What is needed
Please repeat these records, swapping "data-point" for "scatter-point" everywhere and leaving the rest as it is.

Records provided
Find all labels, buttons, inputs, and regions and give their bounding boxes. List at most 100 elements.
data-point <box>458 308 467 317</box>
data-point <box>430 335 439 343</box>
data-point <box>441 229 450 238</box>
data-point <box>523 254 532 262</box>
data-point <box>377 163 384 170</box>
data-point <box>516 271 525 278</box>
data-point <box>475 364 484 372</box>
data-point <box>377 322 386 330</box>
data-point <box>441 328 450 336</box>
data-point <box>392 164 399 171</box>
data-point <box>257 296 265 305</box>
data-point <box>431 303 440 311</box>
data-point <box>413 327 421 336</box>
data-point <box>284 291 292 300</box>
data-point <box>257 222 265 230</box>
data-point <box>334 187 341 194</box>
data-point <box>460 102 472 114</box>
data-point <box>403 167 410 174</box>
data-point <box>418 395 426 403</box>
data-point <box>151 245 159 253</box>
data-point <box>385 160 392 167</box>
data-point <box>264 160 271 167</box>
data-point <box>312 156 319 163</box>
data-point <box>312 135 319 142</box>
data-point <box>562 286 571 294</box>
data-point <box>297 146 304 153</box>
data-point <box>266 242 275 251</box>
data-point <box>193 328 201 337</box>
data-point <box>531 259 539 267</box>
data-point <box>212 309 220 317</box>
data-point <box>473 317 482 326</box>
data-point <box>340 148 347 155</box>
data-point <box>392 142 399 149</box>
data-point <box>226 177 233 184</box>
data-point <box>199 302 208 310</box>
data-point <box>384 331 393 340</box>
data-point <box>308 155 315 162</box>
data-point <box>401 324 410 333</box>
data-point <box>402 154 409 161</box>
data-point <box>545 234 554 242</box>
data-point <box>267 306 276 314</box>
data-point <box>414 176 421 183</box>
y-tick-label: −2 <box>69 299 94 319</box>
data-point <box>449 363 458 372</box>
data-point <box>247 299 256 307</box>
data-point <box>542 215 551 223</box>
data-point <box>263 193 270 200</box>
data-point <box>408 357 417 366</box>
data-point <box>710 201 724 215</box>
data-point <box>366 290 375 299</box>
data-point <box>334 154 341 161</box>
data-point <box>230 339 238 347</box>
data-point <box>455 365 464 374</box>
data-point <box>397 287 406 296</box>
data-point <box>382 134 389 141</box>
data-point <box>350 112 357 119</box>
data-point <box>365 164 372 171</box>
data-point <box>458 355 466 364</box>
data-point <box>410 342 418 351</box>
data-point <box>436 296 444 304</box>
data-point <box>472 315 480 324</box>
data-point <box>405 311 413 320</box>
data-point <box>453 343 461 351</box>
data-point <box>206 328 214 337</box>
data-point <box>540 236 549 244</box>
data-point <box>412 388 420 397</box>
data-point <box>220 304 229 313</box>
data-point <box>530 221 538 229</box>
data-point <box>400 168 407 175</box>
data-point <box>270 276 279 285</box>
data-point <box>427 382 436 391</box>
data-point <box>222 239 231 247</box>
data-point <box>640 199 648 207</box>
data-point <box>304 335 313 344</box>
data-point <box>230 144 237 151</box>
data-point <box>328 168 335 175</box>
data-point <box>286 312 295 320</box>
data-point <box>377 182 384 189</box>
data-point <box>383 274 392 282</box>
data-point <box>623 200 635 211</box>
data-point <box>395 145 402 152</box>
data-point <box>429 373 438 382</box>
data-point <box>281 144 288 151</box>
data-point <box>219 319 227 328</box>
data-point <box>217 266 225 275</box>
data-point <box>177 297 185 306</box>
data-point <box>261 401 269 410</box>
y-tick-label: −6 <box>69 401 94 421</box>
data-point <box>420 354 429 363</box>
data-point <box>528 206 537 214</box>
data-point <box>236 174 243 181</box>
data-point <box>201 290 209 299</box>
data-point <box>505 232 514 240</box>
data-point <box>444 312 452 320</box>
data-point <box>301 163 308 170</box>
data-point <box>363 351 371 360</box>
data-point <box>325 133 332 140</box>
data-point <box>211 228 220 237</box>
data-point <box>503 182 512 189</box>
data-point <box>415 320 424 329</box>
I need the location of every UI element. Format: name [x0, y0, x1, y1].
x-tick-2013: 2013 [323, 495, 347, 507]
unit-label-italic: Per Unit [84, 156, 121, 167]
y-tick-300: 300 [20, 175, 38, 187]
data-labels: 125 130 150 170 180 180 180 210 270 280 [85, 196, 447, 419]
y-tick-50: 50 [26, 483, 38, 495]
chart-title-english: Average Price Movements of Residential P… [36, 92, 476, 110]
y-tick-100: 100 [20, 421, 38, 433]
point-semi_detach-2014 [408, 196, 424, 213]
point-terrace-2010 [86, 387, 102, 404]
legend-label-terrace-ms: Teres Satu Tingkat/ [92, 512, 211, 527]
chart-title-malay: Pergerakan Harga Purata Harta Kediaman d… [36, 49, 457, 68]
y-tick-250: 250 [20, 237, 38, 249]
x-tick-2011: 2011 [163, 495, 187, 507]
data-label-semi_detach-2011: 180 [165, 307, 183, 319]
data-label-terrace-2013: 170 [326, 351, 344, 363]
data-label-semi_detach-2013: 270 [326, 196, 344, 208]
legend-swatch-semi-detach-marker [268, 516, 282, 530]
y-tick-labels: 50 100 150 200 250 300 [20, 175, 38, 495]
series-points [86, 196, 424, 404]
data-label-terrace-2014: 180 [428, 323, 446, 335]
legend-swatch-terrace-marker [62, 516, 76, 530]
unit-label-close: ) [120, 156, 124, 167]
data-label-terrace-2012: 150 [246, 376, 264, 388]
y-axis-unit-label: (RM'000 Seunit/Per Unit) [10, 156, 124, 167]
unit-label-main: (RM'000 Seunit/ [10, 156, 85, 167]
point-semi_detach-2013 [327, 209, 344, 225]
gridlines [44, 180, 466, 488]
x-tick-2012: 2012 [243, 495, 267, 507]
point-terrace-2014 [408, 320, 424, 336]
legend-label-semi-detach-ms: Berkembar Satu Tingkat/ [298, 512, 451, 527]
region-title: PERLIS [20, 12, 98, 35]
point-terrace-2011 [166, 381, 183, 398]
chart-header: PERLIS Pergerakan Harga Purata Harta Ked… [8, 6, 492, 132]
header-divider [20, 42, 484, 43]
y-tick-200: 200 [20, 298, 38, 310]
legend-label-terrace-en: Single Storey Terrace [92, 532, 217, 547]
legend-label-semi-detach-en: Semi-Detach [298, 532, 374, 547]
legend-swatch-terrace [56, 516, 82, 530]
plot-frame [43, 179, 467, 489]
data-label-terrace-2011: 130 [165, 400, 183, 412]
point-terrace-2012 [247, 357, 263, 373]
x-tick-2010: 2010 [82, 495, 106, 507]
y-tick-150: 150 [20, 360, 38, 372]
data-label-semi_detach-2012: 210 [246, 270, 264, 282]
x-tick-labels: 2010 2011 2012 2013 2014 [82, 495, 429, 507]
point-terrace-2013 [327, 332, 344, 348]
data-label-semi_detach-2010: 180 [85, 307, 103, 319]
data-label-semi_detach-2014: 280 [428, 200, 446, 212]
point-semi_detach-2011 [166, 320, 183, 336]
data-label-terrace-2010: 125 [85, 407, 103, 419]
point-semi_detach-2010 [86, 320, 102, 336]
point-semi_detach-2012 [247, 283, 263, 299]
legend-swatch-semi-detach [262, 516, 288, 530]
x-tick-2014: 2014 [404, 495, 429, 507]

Exercise answer
Find all labels, buttons, inputs, and regions and give their bounding boxes. List at most 100 elements.
scatter-point <box>458 308 467 317</box>
scatter-point <box>430 335 439 343</box>
scatter-point <box>441 229 450 238</box>
scatter-point <box>523 254 532 262</box>
scatter-point <box>377 163 384 170</box>
scatter-point <box>516 271 525 278</box>
scatter-point <box>475 364 484 372</box>
scatter-point <box>377 322 386 330</box>
scatter-point <box>441 328 450 336</box>
scatter-point <box>392 164 399 171</box>
scatter-point <box>257 296 265 305</box>
scatter-point <box>431 303 440 311</box>
scatter-point <box>413 327 421 336</box>
scatter-point <box>284 291 292 300</box>
scatter-point <box>257 222 265 230</box>
scatter-point <box>334 187 341 194</box>
scatter-point <box>460 102 472 114</box>
scatter-point <box>403 167 410 174</box>
scatter-point <box>418 395 426 403</box>
scatter-point <box>151 245 159 253</box>
scatter-point <box>385 160 392 167</box>
scatter-point <box>264 160 271 167</box>
scatter-point <box>312 156 319 163</box>
scatter-point <box>312 135 319 142</box>
scatter-point <box>562 286 571 294</box>
scatter-point <box>297 146 304 153</box>
scatter-point <box>266 242 275 251</box>
scatter-point <box>193 328 201 337</box>
scatter-point <box>531 259 539 267</box>
scatter-point <box>212 309 220 317</box>
scatter-point <box>473 317 482 326</box>
scatter-point <box>340 148 347 155</box>
scatter-point <box>392 142 399 149</box>
scatter-point <box>226 177 233 184</box>
scatter-point <box>199 302 208 310</box>
scatter-point <box>384 331 393 340</box>
scatter-point <box>308 155 315 162</box>
scatter-point <box>401 324 410 333</box>
scatter-point <box>402 154 409 161</box>
scatter-point <box>545 234 554 242</box>
scatter-point <box>267 306 276 314</box>
scatter-point <box>414 176 421 183</box>
y-tick-label: −2 <box>69 299 94 319</box>
scatter-point <box>449 363 458 372</box>
scatter-point <box>247 299 256 307</box>
scatter-point <box>542 215 551 223</box>
scatter-point <box>263 193 270 200</box>
scatter-point <box>408 357 417 366</box>
scatter-point <box>710 201 724 215</box>
scatter-point <box>366 290 375 299</box>
scatter-point <box>334 154 341 161</box>
scatter-point <box>230 339 238 347</box>
scatter-point <box>455 365 464 374</box>
scatter-point <box>397 287 406 296</box>
scatter-point <box>382 134 389 141</box>
scatter-point <box>350 112 357 119</box>
scatter-point <box>365 164 372 171</box>
scatter-point <box>458 355 466 364</box>
scatter-point <box>410 342 418 351</box>
scatter-point <box>436 296 444 304</box>
scatter-point <box>472 315 480 324</box>
scatter-point <box>405 311 413 320</box>
scatter-point <box>453 343 461 351</box>
scatter-point <box>206 328 214 337</box>
scatter-point <box>540 236 549 244</box>
scatter-point <box>412 388 420 397</box>
scatter-point <box>220 304 229 313</box>
scatter-point <box>530 221 538 229</box>
scatter-point <box>400 168 407 175</box>
scatter-point <box>270 276 279 285</box>
scatter-point <box>427 382 436 391</box>
scatter-point <box>222 239 231 247</box>
scatter-point <box>640 199 648 207</box>
scatter-point <box>304 335 313 344</box>
scatter-point <box>230 144 237 151</box>
scatter-point <box>328 168 335 175</box>
scatter-point <box>286 312 295 320</box>
scatter-point <box>377 182 384 189</box>
scatter-point <box>383 274 392 282</box>
scatter-point <box>623 200 635 211</box>
scatter-point <box>395 145 402 152</box>
scatter-point <box>429 373 438 382</box>
scatter-point <box>281 144 288 151</box>
scatter-point <box>219 319 227 328</box>
scatter-point <box>217 266 225 275</box>
scatter-point <box>177 297 185 306</box>
scatter-point <box>261 401 269 410</box>
y-tick-label: −6 <box>69 401 94 421</box>
scatter-point <box>420 354 429 363</box>
scatter-point <box>528 206 537 214</box>
scatter-point <box>236 174 243 181</box>
scatter-point <box>201 290 209 299</box>
scatter-point <box>505 232 514 240</box>
scatter-point <box>444 312 452 320</box>
scatter-point <box>301 163 308 170</box>
scatter-point <box>363 351 371 360</box>
scatter-point <box>325 133 332 140</box>
scatter-point <box>211 228 220 237</box>
scatter-point <box>503 182 512 189</box>
scatter-point <box>415 320 424 329</box>
I need the location of every UI element. Format: name [x0, y0, x1, y1].
x-tick-2013: 2013 [323, 495, 347, 507]
unit-label-italic: Per Unit [84, 156, 121, 167]
y-tick-300: 300 [20, 175, 38, 187]
data-labels: 125 130 150 170 180 180 180 210 270 280 [85, 196, 447, 419]
y-tick-50: 50 [26, 483, 38, 495]
chart-title-english: Average Price Movements of Residential P… [36, 92, 476, 110]
y-tick-100: 100 [20, 421, 38, 433]
point-semi_detach-2014 [408, 196, 424, 213]
point-terrace-2010 [86, 387, 102, 404]
legend-label-terrace-ms: Teres Satu Tingkat/ [92, 512, 211, 527]
chart-title-malay: Pergerakan Harga Purata Harta Kediaman d… [36, 49, 457, 68]
y-tick-250: 250 [20, 237, 38, 249]
x-tick-2011: 2011 [163, 495, 187, 507]
data-label-semi_detach-2011: 180 [165, 307, 183, 319]
data-label-terrace-2013: 170 [326, 351, 344, 363]
data-label-semi_detach-2013: 270 [326, 196, 344, 208]
legend-swatch-semi-detach-marker [268, 516, 282, 530]
y-tick-labels: 50 100 150 200 250 300 [20, 175, 38, 495]
series-points [86, 196, 424, 404]
data-label-terrace-2014: 180 [428, 323, 446, 335]
legend-swatch-terrace-marker [62, 516, 76, 530]
unit-label-close: ) [120, 156, 124, 167]
data-label-terrace-2012: 150 [246, 376, 264, 388]
y-axis-unit-label: (RM'000 Seunit/Per Unit) [10, 156, 124, 167]
unit-label-main: (RM'000 Seunit/ [10, 156, 85, 167]
point-semi_detach-2013 [327, 209, 344, 225]
gridlines [44, 180, 466, 488]
x-tick-2012: 2012 [243, 495, 267, 507]
point-terrace-2014 [408, 320, 424, 336]
legend-label-semi-detach-ms: Berkembar Satu Tingkat/ [298, 512, 451, 527]
region-title: PERLIS [20, 12, 98, 35]
point-terrace-2011 [166, 381, 183, 398]
chart-header: PERLIS Pergerakan Harga Purata Harta Ked… [8, 6, 492, 132]
header-divider [20, 42, 484, 43]
y-tick-200: 200 [20, 298, 38, 310]
legend-label-terrace-en: Single Storey Terrace [92, 532, 217, 547]
legend-label-semi-detach-en: Semi-Detach [298, 532, 374, 547]
legend-swatch-terrace [56, 516, 82, 530]
plot-frame [43, 179, 467, 489]
data-label-terrace-2011: 130 [165, 400, 183, 412]
point-terrace-2012 [247, 357, 263, 373]
x-tick-2010: 2010 [82, 495, 106, 507]
y-tick-150: 150 [20, 360, 38, 372]
data-label-semi_detach-2012: 210 [246, 270, 264, 282]
x-tick-labels: 2010 2011 2012 2013 2014 [82, 495, 429, 507]
point-terrace-2013 [327, 332, 344, 348]
data-label-semi_detach-2010: 180 [85, 307, 103, 319]
data-label-semi_detach-2014: 280 [428, 200, 446, 212]
point-semi_detach-2011 [166, 320, 183, 336]
data-label-terrace-2010: 125 [85, 407, 103, 419]
point-semi_detach-2010 [86, 320, 102, 336]
point-semi_detach-2012 [247, 283, 263, 299]
legend-swatch-semi-detach [262, 516, 288, 530]
x-tick-2014: 2014 [404, 495, 429, 507]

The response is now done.